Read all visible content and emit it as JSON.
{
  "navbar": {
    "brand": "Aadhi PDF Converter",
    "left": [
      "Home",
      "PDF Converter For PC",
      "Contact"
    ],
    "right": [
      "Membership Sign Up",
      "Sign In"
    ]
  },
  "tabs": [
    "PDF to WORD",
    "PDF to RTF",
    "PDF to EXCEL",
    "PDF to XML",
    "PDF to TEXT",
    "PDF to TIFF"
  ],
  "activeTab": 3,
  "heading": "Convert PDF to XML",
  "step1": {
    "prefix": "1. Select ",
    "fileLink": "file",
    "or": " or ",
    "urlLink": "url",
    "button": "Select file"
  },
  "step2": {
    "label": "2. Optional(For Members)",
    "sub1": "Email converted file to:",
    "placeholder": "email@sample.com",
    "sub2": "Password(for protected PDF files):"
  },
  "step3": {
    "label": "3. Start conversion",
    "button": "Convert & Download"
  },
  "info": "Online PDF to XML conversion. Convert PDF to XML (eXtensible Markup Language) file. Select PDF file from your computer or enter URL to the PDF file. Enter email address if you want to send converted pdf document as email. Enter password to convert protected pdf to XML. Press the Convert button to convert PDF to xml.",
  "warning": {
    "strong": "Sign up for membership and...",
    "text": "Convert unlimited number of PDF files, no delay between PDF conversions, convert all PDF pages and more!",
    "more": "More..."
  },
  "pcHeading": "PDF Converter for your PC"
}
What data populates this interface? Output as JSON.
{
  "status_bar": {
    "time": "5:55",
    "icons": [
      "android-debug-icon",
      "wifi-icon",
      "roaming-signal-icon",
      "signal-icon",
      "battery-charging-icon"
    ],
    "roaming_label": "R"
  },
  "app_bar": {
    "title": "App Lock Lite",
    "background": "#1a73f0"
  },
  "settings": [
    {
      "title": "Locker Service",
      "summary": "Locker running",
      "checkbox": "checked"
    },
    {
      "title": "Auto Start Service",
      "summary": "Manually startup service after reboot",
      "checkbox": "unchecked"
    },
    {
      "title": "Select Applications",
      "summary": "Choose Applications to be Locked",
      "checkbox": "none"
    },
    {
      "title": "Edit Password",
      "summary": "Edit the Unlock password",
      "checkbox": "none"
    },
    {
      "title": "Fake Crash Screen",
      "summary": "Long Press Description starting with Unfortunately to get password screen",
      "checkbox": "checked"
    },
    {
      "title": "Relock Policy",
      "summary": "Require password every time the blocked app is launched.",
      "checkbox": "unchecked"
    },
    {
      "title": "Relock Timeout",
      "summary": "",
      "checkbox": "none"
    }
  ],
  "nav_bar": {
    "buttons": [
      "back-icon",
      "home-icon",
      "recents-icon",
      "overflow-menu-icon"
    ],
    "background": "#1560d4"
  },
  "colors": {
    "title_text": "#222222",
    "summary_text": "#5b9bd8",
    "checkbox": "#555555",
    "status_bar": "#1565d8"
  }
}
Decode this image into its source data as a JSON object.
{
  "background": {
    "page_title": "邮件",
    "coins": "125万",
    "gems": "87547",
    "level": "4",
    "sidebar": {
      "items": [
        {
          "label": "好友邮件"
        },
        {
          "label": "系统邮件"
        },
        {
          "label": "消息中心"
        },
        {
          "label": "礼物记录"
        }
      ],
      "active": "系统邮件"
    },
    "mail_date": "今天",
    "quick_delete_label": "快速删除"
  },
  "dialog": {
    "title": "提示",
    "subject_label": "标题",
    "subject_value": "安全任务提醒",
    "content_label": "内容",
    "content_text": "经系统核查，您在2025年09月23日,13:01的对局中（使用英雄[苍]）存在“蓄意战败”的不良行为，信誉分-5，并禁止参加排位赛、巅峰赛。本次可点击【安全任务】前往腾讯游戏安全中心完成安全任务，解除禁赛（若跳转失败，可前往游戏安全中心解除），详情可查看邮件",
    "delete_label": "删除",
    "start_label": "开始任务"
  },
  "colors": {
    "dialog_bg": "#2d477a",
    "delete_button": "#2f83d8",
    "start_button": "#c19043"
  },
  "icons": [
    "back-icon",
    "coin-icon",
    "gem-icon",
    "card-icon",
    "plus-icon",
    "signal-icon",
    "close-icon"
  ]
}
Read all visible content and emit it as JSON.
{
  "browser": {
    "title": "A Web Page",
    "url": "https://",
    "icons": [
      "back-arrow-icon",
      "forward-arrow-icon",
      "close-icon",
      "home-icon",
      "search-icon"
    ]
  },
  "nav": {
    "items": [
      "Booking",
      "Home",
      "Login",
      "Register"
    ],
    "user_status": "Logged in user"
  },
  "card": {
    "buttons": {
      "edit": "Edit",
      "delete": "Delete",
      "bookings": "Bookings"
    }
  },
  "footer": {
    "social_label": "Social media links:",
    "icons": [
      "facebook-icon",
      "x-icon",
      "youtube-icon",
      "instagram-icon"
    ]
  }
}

=== DO THIS ===
Reproduce the full listing exactly.

=== FINAL RESULT ===
Read all visible content and emit it as JSON.
{
  "navbar": {
    "brand": "Aadhi PDF Converter",
    "left": [
      "Home",
      "PDF Converter For PC",
      "Contact"
    ],
    "right": [
      "Membership Sign Up",
      "Sign In"
    ]
  },
  "tabs": [
    "PDF to WORD",
    "PDF to RTF",
    "PDF to EXCEL",
    "PDF to XML",
    "PDF to TEXT",
    "PDF to TIFF"
  ],
  "activeTab": 3,
  "heading": "Convert PDF to XML",
  "step1": {
    "prefix": "1. Select ",
    "fileLink": "file",
    "or": " or ",
    "urlLink": "url",
    "button": "Select file"
  },
  "step2": {
    "label": "2. Optional(For Members)",
    "sub1": "Email converted file to:",
    "placeholder": "email@sample.com",
    "sub2": "Password(for protected PDF files):"
  },
  "step3": {
    "label": "3. Start conversion",
    "button": "Convert & Download"
  },
  "info": "Online PDF to XML conversion. Convert PDF to XML (eXtensible Markup Language) file. Select PDF file from your computer or enter URL to the PDF file. Enter email address if you want to send converted pdf document as email. Enter password to convert protected pdf to XML. Press the Convert button to convert PDF to xml.",
  "warning": {
    "strong": "Sign up for membership and...",
    "text": "Convert unlimited number of PDF files, no delay between PDF conversions, convert all PDF pages and more!",
    "more": "More..."
  },
  "pcHeading": "PDF Converter for your PC"
}
What data populates this interface? Output as JSON.
{
  "status_bar": {
    "time": "5:55",
    "icons": [
      "android-debug-icon",
      "wifi-icon",
      "roaming-signal-icon",
      "signal-icon",
      "battery-charging-icon"
    ],
    "roaming_label": "R"
  },
  "app_bar": {
    "title": "App Lock Lite",
    "background": "#1a73f0"
  },
  "settings": [
    {
      "title": "Locker Service",
      "summary": "Locker running",
      "checkbox": "checked"
    },
    {
      "title": "Auto Start Service",
      "summary": "Manually startup service after reboot",
      "checkbox": "unchecked"
    },
    {
      "title": "Select Applications",
      "summary": "Choose Applications to be Locked",
      "checkbox": "none"
    },
    {
      "title": "Edit Password",
      "summary": "Edit the Unlock password",
      "checkbox": "none"
    },
    {
      "title": "Fake Crash Screen",
      "summary": "Long Press Description starting with Unfortunately to get password screen",
      "checkbox": "checked"
    },
    {
      "title": "Relock Policy",
      "summary": "Require password every time the blocked app is launched.",
      "checkbox": "unchecked"
    },
    {
      "title": "Relock Timeout",
      "summary": "",
      "checkbox": "none"
    }
  ],
  "nav_bar": {
    "buttons": [
      "back-icon",
      "home-icon",
      "recents-icon",
      "overflow-menu-icon"
    ],
    "background": "#1560d4"
  },
  "colors": {
    "title_text": "#222222",
    "summary_text": "#5b9bd8",
    "checkbox": "#555555",
    "status_bar": "#1565d8"
  }
}
Decode this image into its source data as a JSON object.
{
  "background": {
    "page_title": "邮件",
    "coins": "125万",
    "gems": "87547",
    "level": "4",
    "sidebar": {
      "items": [
        {
          "label": "好友邮件"
        },
        {
          "label": "系统邮件"
        },
        {
          "label": "消息中心"
        },
        {
          "label": "礼物记录"
        }
      ],
      "active": "系统邮件"
    },
    "mail_date": "今天",
    "quick_delete_label": "快速删除"
  },
  "dialog": {
    "title": "提示",
    "subject_label": "标题",
    "subject_value": "安全任务提醒",
    "content_label": "内容",
    "content_text": "经系统核查，您在2025年09月23日,13:01的对局中（使用英雄[苍]）存在“蓄意战败”的不良行为，信誉分-5，并禁止参加排位赛、巅峰赛。本次可点击【安全任务】前往腾讯游戏安全中心完成安全任务，解除禁赛（若跳转失败，可前往游戏安全中心解除），详情可查看邮件",
    "delete_label": "删除",
    "start_label": "开始任务"
  },
  "colors": {
    "dialog_bg": "#2d477a",
    "delete_button": "#2f83d8",
    "start_button": "#c19043"
  },
  "icons": [
    "back-icon",
    "coin-icon",
    "gem-icon",
    "card-icon",
    "plus-icon",
    "signal-icon",
    "close-icon"
  ]
}
Read all visible content and emit it as JSON.
{
  "browser": {
    "title": "A Web Page",
    "url": "https://",
    "icons": [
      "back-arrow-icon",
      "forward-arrow-icon",
      "close-icon",
      "home-icon",
      "search-icon"
    ]
  },
  "nav": {
    "items": [
      "Booking",
      "Home",
      "Login",
      "Register"
    ],
    "user_status": "Logged in user"
  },
  "card": {
    "buttons": {
      "edit": "Edit",
      "delete": "Delete",
      "bookings": "Bookings"
    }
  },
  "footer": {
    "social_label": "Social media links:",
    "icons": [
      "facebook-icon",
      "x-icon",
      "youtube-icon",
      "instagram-icon"
    ]
  }
}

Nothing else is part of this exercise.